--- Start Records to process ---

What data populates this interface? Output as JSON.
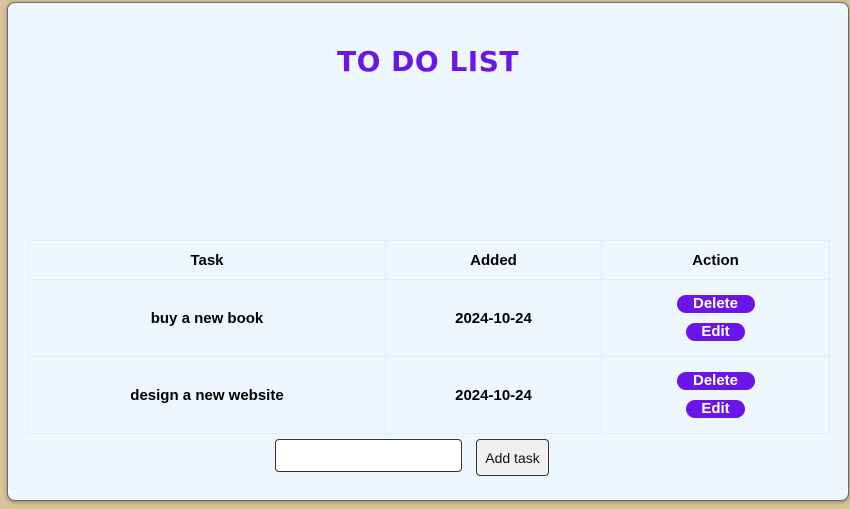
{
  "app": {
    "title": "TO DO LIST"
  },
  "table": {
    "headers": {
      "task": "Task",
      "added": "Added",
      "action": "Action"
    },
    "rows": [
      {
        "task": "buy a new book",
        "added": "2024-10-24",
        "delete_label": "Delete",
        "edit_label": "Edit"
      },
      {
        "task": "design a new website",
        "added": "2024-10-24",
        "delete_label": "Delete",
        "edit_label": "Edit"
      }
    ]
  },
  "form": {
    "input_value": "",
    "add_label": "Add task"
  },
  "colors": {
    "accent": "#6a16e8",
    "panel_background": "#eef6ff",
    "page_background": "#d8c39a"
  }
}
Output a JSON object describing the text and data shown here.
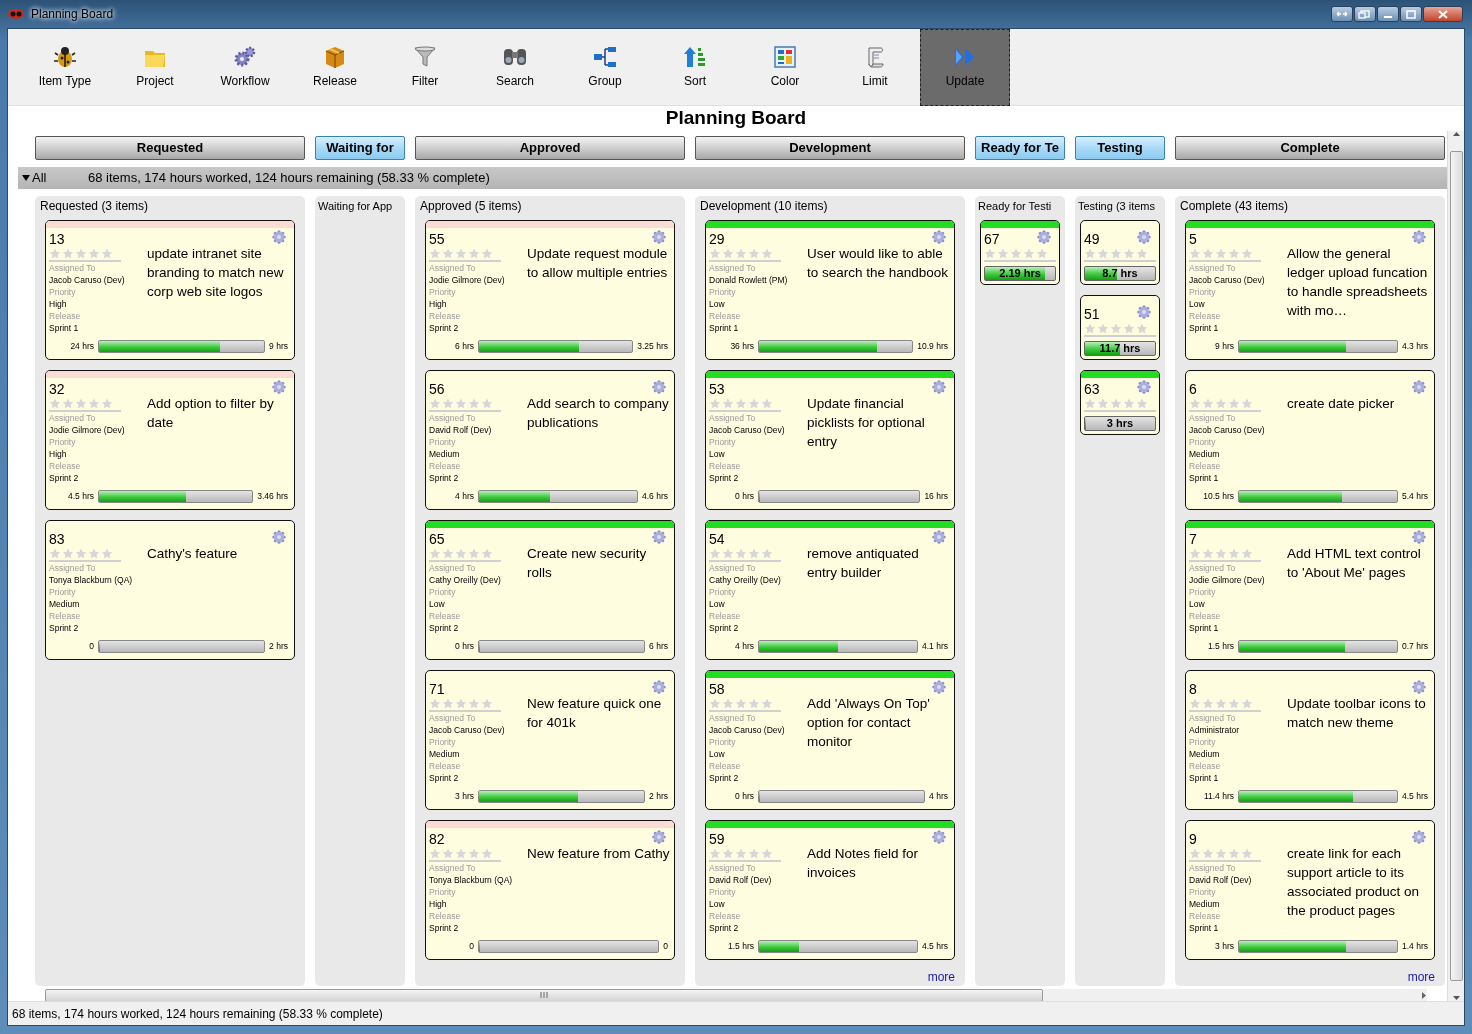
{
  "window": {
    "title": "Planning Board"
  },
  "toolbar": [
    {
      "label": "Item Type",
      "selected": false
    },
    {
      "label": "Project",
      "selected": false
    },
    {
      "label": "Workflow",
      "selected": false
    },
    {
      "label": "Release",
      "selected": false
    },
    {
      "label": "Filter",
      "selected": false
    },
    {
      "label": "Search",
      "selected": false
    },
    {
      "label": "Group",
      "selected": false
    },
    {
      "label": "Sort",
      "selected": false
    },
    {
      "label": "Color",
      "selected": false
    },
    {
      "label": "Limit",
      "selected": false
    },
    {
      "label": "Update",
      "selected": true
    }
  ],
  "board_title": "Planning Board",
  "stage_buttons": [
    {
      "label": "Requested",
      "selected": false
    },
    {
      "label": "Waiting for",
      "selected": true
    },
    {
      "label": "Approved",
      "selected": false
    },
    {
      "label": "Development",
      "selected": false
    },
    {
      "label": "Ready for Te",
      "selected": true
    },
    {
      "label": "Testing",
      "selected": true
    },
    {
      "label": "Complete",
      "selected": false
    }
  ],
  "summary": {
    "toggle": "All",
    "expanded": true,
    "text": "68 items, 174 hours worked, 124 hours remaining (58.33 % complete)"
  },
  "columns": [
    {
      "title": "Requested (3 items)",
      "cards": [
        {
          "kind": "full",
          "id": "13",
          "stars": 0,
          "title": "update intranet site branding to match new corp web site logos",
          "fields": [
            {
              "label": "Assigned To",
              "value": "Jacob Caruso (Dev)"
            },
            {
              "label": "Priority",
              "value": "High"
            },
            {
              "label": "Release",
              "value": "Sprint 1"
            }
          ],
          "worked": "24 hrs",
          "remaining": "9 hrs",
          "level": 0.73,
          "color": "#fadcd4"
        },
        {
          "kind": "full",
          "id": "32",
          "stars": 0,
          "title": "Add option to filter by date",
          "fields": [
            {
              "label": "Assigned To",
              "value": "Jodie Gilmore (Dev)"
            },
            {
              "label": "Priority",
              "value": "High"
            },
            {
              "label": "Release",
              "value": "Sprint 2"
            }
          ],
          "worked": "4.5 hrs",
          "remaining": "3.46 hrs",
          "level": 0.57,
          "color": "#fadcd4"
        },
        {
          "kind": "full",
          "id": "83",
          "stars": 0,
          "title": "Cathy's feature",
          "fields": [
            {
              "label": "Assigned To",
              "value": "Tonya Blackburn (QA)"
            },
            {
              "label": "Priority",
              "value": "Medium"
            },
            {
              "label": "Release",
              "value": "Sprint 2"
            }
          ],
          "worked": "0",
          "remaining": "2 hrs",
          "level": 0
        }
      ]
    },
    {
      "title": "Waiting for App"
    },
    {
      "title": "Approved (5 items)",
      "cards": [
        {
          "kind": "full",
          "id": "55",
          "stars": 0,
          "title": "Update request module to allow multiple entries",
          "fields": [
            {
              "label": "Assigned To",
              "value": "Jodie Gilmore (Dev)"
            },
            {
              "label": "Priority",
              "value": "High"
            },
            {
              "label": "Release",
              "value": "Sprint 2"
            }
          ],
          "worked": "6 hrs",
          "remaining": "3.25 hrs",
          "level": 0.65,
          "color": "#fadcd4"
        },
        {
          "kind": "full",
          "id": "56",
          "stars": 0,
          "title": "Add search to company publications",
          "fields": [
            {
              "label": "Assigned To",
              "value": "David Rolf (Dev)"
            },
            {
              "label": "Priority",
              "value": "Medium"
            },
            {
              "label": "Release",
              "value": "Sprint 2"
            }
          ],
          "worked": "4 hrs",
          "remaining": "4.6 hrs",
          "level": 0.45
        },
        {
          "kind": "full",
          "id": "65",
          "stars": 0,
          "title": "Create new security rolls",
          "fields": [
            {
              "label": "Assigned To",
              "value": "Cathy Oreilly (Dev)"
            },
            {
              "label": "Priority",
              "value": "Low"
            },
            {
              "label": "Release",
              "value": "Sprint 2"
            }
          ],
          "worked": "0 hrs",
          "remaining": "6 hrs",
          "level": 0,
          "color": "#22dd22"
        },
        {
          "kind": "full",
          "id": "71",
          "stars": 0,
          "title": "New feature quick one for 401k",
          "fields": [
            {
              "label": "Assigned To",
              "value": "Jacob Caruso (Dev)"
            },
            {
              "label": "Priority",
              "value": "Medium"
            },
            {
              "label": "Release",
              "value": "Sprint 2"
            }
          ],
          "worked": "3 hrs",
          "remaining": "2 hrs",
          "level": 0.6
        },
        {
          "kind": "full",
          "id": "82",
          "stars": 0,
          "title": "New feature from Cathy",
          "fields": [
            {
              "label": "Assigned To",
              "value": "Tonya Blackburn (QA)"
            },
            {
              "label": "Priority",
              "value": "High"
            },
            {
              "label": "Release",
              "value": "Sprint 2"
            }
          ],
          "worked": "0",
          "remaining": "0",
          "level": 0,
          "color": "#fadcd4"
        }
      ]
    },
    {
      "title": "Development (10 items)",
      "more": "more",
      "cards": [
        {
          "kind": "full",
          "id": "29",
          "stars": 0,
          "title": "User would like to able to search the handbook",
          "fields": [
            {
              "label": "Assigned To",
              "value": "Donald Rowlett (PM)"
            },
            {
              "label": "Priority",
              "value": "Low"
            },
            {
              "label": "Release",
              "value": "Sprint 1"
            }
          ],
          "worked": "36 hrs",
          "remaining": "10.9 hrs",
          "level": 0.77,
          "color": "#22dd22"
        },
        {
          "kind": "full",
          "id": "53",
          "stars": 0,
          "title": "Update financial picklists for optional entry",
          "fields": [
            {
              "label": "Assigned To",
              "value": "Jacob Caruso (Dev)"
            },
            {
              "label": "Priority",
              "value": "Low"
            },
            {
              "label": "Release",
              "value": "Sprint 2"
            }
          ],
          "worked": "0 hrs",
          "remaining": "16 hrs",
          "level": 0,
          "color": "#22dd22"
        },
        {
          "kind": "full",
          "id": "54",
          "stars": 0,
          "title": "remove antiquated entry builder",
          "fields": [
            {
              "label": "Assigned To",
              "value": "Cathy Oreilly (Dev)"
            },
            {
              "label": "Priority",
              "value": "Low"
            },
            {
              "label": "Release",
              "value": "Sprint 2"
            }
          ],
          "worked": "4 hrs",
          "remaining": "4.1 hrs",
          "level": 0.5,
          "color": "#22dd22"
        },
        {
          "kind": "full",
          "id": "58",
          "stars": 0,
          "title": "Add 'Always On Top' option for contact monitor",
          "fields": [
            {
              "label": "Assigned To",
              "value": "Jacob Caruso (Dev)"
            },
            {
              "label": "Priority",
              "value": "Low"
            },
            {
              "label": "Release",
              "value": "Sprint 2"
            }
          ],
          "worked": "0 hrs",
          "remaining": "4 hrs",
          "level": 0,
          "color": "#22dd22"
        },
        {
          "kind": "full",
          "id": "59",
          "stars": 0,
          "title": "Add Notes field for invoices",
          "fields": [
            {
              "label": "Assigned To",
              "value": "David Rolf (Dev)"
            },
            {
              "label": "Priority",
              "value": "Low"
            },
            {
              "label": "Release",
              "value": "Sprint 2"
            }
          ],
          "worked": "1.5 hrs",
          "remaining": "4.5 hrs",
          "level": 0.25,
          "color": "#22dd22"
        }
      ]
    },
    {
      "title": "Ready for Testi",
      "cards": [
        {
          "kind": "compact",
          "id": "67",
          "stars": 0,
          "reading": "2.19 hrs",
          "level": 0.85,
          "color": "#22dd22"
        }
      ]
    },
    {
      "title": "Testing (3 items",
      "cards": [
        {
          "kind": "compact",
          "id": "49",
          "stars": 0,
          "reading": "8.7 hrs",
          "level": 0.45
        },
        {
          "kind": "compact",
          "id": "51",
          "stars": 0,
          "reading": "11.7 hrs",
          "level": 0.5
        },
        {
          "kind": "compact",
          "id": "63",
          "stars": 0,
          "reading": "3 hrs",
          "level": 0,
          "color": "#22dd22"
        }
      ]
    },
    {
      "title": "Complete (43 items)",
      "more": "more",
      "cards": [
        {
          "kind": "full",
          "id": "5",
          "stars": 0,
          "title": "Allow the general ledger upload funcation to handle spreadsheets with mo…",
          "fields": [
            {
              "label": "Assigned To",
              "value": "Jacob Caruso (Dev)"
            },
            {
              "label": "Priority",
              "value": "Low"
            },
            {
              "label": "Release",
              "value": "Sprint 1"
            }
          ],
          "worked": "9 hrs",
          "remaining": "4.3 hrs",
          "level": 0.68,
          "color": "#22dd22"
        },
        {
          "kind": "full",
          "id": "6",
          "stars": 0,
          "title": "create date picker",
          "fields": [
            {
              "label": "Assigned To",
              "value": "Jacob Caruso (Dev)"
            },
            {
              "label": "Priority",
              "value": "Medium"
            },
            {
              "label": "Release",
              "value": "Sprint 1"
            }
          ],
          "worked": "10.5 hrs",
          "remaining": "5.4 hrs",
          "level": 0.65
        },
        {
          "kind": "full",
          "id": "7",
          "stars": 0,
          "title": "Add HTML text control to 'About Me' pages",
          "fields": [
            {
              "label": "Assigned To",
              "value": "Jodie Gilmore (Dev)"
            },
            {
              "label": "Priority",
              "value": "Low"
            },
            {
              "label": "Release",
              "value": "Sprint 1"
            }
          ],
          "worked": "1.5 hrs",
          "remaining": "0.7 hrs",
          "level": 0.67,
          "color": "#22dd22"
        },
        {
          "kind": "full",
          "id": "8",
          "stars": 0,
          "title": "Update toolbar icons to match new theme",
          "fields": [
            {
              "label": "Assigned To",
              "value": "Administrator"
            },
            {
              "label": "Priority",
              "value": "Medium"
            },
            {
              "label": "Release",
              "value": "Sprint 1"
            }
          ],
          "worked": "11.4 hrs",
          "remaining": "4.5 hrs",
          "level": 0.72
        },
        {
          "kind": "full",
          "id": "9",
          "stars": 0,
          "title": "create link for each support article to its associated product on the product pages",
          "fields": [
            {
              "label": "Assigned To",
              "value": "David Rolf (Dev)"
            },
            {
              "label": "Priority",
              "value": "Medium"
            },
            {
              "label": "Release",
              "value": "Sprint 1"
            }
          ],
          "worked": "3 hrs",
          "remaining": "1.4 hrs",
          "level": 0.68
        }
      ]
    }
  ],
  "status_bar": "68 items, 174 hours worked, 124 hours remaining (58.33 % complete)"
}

--- End Records to process ---

Task prompt →
Tally the lines above that contain the word "pages", and reply with only the number.

Response to this exercise →
2